**What this task involves**
Recast the material, covering everything from the line containing "Patent image size: (1008, 1328)." down through the end of the material, as a two-column CSV with the headers description and locations. Give one row for each item, with its text in one quoted field and its answer in the other, and turn line breaks into spaces.

**Given data**

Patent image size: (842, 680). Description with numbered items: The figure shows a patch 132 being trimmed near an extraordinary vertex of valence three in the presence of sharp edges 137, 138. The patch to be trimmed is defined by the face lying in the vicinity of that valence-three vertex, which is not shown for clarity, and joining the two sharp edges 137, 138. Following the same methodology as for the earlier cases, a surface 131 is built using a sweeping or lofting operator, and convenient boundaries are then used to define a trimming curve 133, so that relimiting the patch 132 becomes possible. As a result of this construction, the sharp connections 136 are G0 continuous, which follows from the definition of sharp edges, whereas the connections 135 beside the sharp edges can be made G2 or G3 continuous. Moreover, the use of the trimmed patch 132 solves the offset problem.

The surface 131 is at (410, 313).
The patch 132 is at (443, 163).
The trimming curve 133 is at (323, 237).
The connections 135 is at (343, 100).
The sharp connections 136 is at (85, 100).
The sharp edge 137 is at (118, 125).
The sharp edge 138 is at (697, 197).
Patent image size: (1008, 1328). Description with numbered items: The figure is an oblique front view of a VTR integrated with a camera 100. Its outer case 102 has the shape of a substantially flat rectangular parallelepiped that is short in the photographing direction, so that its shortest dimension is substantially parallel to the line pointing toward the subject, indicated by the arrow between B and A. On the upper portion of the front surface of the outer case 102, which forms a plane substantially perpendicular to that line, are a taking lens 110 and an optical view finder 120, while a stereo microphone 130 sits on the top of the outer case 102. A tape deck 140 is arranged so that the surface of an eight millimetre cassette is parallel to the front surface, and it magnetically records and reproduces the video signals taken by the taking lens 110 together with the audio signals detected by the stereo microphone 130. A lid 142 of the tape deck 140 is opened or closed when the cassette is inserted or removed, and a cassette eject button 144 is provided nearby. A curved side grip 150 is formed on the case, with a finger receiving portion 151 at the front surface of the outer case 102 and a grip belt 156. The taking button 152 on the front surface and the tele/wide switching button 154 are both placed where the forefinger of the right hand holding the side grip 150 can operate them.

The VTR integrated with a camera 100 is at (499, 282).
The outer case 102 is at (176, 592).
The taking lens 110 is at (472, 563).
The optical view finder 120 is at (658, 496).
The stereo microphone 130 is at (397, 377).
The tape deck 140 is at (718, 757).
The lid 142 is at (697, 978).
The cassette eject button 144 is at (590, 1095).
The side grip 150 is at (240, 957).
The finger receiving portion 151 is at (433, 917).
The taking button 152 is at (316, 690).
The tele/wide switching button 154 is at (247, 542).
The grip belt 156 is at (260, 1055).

**Result**
description,locations
"Patent image size: (1008, 1328). Description with numbered items: The figure is an oblique front view of a VTR integrated with a camera 100. Its outer case 102 has the shape of a substantially flat rectangular parallelepiped that is short in the photographing direction, so that its shortest dimension is substantially parallel to the line pointing toward the subject, indicated by the arrow between B and A. On the upper portion of the front surface of the outer case 102, which forms a plane substantially perpendicular to that line, are a taking lens 110 and an optical view finder 120, while a stereo microphone 130 sits on the top of the outer case 102. A tape deck 140 is arranged so that the surface of an eight millimetre cassette is parallel to the front surface, and it magnetically records and reproduces the video signals taken by the taking lens 110 together with the audio signals detected by the stereo microphone 130. A lid 142 of the tape deck 140 is opened or closed when the cassette is inserted or removed, and a cassette eject button 144 is provided nearby. A curved side grip 150 is formed on the case, with a finger receiving portion 151 at the front surface of the outer case 102 and a grip belt 156. The taking button 152 on the front surface and the tele/wide switching button 154 are both placed where the forefinger of the right hand holding the side grip 150 can operate them.","The VTR integrated with a camera 100 is at (499, 282). The outer case 102 is at (176, 592). The taking lens 110 is at (472, 563). The optical view finder 120 is at (658, 496). The stereo microphone 130 is at (397, 377). The tape deck 140 is at (718, 757). The lid 142 is at (697, 978). The cassette eject button 144 is at (590, 1095). The side grip 150 is at (240, 957). The finger receiving portion 151 is at (433, 917). The taking button 152 is at (316, 690). The tele/wide switching button 154 is at (247, 542). The grip belt 156 is at (260, 1055)."